• **Directions for this task**: Which lines hold the word "законопроекту"? Show each of them.

• **Provided data**:
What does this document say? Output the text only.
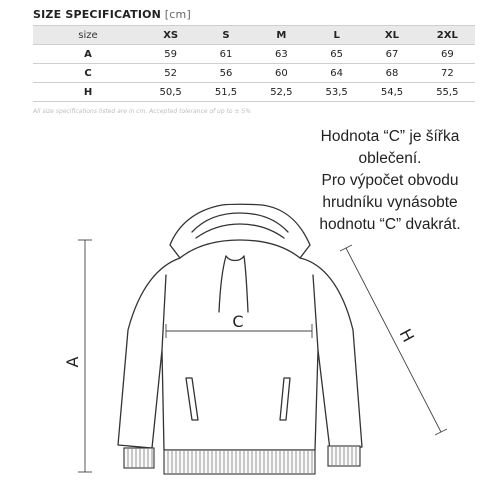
SIZE SPECIFICATION [cm]
size	XS	S	M	L	XL	2XL
A	59	61	63	65	67	69
C	52	56	60	64	68	72
H	50,5	51,5	52,5	53,5	54,5	55,5
All size specifications listed are in cm. Accepted tolerance of up to ± 5%
Hodnota “C” je šířka
oblečení.
Pro výpočet obvodu
hrudníku vynásobte
hodnotu “C” dvakrát.
A
C
H
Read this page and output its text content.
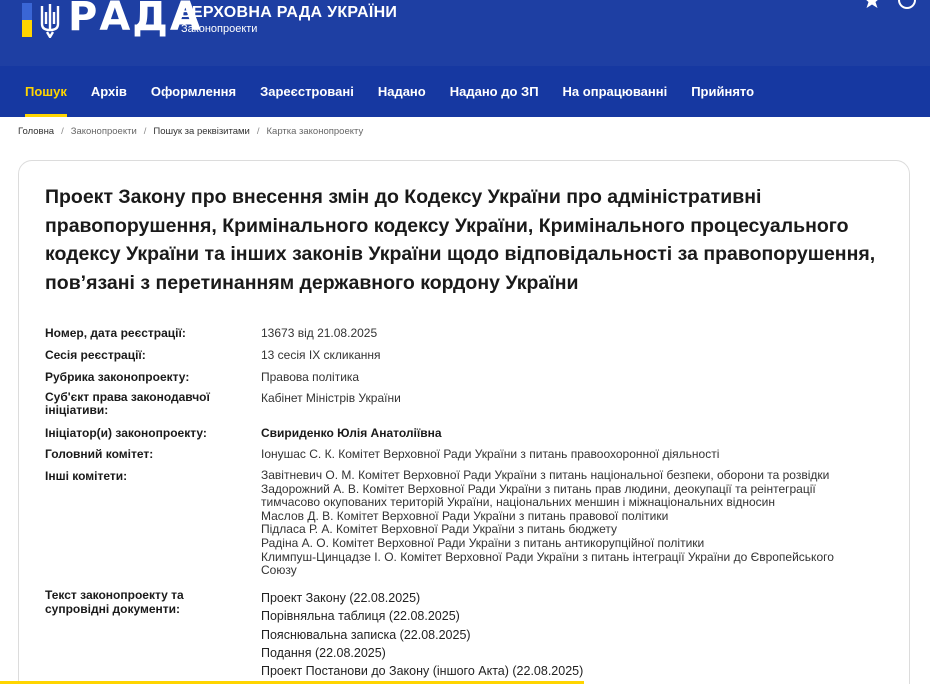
РАДА
ВЕРХОВНА РАДА УКРАЇНИ
Законопроекти
Пошук	Архів	Оформлення	Зареєстровані	Надано	Надано до ЗП	На опрацюванні	Прийнято
Головна / Законопроекти / Пошук за реквізитами / Картка законопроекту
Проект Закону про внесення змін до Кодексу України про адміністративні правопорушення, Кримінального кодексу України, Кримінального процесуального кодексу України та інших законів України щодо відповідальності за правопорушення, пов’язані з перетинанням державного кордону України
Номер, дата реєстрації:	13673 від 21.08.2025
Сесія реєстрації:	13 сесія IX скликання
Рубрика законопроекту:	Правова політика
Суб'єкт права законодавчої ініціативи:
Кабінет Міністрів України
Ініціатор(и) законопроекту:	Свириденко Юлія Анатоліївна
Головний комітет:	Іонушас С. К. Комітет Верховної Ради України з питань правоохоронної діяльності
Інші комітети:	Завітневич О. М. Комітет Верховної Ради України з питань національної безпеки, оборони та розвідки
Задорожний А. В. Комітет Верховної Ради України з питань прав людини, деокупації та реінтеграції
тимчасово окупованих територій України, національних меншин і міжнаціональних відносин
Маслов Д. В. Комітет Верховної Ради України з питань правової політики
Підласа Р. А. Комітет Верховної Ради України з питань бюджету
Радіна А. О. Комітет Верховної Ради України з питань антикорупційної політики
Климпуш-Цинцадзе І. О. Комітет Верховної Ради України з питань інтеграції України до Європейського
Союзу
Текст законопроекту та супровідні документи:
Проект Закону (22.08.2025)
Порівняльна таблиця (22.08.2025)
Пояснювальна записка (22.08.2025)
Подання (22.08.2025)
Проект Постанови до Закону (іншого Акта) (22.08.2025)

• **Answer for the task**:
Головна / Законопроекти / Пошук за реквізитами / Картка законопроекту
Рубрика законопроекту:	Правова політика
Ініціатор(и) законопроекту:	Свириденко Юлія Анатоліївна
Текст законопроекту та супровідні документи:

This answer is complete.